=== SOURCE MATERIAL ===
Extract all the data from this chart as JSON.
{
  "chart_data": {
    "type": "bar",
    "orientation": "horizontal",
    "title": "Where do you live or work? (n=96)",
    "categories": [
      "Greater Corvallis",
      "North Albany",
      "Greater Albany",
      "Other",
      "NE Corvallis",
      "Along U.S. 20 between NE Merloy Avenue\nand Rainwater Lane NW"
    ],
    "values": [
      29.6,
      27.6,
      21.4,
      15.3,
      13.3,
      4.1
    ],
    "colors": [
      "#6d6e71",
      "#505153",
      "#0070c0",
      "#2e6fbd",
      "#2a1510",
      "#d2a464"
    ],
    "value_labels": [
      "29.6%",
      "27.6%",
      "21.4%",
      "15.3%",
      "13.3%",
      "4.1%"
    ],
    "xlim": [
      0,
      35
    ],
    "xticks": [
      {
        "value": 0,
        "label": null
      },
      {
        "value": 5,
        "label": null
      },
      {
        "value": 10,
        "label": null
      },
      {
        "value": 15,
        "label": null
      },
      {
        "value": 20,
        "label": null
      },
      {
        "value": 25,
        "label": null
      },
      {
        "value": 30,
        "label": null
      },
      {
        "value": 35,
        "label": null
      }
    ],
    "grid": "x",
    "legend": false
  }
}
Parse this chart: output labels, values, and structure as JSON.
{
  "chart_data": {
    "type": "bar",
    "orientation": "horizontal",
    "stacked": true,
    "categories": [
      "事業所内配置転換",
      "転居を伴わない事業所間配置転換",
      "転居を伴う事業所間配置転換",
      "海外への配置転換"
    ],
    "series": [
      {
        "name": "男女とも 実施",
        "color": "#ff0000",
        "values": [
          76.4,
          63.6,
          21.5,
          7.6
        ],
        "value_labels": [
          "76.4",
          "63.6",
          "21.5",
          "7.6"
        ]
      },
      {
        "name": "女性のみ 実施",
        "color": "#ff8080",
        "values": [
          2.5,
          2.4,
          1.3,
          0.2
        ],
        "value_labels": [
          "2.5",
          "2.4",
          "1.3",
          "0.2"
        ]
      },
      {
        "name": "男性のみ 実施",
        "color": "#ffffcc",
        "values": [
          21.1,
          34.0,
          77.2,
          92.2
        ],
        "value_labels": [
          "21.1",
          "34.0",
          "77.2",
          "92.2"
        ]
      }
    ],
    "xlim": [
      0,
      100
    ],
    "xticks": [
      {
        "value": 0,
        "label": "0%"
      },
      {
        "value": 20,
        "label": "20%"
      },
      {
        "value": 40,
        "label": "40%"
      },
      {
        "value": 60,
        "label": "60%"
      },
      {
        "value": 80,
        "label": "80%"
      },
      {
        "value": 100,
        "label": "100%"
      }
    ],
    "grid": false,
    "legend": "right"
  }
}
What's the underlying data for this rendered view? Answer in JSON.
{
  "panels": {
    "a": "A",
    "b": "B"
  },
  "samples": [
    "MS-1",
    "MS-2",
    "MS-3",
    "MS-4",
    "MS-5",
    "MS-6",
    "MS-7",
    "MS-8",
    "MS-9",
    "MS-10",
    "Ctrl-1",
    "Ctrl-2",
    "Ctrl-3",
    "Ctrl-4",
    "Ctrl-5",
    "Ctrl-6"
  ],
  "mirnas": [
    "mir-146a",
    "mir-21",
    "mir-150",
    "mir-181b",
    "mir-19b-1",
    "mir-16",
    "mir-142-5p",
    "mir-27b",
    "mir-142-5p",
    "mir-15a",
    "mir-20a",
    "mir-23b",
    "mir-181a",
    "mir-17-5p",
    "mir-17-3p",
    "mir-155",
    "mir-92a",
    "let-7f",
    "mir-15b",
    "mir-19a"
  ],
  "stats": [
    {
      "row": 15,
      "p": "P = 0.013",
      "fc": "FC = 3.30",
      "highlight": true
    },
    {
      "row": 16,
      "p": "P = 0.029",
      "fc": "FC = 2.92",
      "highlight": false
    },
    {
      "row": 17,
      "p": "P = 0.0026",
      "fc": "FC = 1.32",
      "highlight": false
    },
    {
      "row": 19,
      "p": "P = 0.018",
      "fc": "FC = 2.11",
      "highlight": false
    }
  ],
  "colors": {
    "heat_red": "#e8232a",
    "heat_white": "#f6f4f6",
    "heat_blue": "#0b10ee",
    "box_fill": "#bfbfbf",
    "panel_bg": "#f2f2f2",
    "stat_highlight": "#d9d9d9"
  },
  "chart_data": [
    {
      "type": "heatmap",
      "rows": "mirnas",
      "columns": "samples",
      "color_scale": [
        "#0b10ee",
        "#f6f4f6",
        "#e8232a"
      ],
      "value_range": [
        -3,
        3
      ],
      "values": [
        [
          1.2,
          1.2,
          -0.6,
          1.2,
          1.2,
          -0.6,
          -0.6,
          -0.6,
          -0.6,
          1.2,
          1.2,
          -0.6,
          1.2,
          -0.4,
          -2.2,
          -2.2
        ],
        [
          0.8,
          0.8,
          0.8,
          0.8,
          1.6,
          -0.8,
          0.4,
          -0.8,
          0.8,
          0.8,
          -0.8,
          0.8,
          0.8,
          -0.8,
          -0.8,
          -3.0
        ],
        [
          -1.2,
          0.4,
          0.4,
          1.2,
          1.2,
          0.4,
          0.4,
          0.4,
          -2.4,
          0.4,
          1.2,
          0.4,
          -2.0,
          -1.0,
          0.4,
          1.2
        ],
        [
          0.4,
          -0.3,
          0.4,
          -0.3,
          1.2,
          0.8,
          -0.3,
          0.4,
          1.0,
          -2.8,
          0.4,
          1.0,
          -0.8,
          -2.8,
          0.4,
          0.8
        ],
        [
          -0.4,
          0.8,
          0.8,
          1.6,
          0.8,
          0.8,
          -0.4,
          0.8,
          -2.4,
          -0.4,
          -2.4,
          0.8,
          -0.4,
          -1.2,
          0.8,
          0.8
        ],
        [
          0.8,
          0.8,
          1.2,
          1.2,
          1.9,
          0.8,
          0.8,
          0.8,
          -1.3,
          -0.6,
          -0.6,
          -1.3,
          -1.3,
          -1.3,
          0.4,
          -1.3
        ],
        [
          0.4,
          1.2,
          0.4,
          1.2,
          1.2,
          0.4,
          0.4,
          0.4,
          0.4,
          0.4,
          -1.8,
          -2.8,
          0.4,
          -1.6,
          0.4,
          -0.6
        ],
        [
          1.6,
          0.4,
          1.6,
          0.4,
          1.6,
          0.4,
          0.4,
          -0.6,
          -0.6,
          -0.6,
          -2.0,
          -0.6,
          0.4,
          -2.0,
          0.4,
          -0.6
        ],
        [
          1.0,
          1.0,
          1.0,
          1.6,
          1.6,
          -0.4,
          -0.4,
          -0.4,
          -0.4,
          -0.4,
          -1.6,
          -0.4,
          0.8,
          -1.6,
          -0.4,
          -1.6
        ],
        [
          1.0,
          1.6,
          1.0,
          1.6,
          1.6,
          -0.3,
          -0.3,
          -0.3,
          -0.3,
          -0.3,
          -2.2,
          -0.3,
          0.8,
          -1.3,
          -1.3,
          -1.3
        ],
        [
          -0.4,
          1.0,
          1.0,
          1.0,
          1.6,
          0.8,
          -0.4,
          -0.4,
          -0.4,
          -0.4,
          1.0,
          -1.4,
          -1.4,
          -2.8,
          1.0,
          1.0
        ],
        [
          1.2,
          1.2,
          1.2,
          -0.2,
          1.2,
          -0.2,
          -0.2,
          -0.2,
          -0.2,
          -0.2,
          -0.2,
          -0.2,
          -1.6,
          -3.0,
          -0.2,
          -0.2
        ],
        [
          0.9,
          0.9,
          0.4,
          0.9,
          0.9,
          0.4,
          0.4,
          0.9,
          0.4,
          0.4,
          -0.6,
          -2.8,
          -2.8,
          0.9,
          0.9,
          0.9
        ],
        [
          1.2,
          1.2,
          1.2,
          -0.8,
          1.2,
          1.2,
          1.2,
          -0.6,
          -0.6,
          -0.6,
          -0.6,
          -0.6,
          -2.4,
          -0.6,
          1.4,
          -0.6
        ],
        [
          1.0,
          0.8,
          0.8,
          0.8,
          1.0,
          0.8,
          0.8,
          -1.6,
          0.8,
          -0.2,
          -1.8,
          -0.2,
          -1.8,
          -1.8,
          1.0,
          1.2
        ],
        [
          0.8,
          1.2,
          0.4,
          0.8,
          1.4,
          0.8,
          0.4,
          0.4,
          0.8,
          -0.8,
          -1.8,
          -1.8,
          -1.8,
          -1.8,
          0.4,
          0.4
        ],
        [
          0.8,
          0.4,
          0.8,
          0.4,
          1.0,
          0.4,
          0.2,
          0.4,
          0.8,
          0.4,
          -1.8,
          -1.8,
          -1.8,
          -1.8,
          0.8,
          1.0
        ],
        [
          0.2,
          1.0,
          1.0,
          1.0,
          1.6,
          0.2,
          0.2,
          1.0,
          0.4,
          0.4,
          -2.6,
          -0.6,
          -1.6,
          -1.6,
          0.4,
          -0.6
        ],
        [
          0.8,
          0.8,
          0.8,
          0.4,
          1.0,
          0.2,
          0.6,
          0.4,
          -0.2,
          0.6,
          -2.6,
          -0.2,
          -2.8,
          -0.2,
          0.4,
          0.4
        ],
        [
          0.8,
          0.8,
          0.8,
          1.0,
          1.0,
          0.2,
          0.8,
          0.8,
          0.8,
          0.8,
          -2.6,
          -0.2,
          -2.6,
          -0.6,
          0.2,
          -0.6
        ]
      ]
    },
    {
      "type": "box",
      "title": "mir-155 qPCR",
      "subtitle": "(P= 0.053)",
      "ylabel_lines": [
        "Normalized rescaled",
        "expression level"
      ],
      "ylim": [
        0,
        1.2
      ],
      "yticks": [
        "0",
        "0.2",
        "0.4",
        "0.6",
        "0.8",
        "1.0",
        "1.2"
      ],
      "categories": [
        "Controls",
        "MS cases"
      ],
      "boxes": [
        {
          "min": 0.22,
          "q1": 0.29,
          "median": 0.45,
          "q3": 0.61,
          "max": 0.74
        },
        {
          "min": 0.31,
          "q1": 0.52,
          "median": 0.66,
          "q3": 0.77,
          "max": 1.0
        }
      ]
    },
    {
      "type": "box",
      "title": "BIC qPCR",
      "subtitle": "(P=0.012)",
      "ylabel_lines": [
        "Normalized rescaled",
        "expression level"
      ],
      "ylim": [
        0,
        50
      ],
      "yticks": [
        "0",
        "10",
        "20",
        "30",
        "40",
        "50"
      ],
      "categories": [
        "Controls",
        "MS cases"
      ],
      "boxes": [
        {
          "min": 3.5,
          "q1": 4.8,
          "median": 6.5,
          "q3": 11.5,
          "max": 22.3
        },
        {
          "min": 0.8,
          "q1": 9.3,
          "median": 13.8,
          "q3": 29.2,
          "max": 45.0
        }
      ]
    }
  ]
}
===
• GOAL
Pick out each line above that includes "median" and show it.

• EXERCISE RESULT
          "median": 0.45,
          "median": 0.66,
          "median": 6.5,
          "median": 13.8,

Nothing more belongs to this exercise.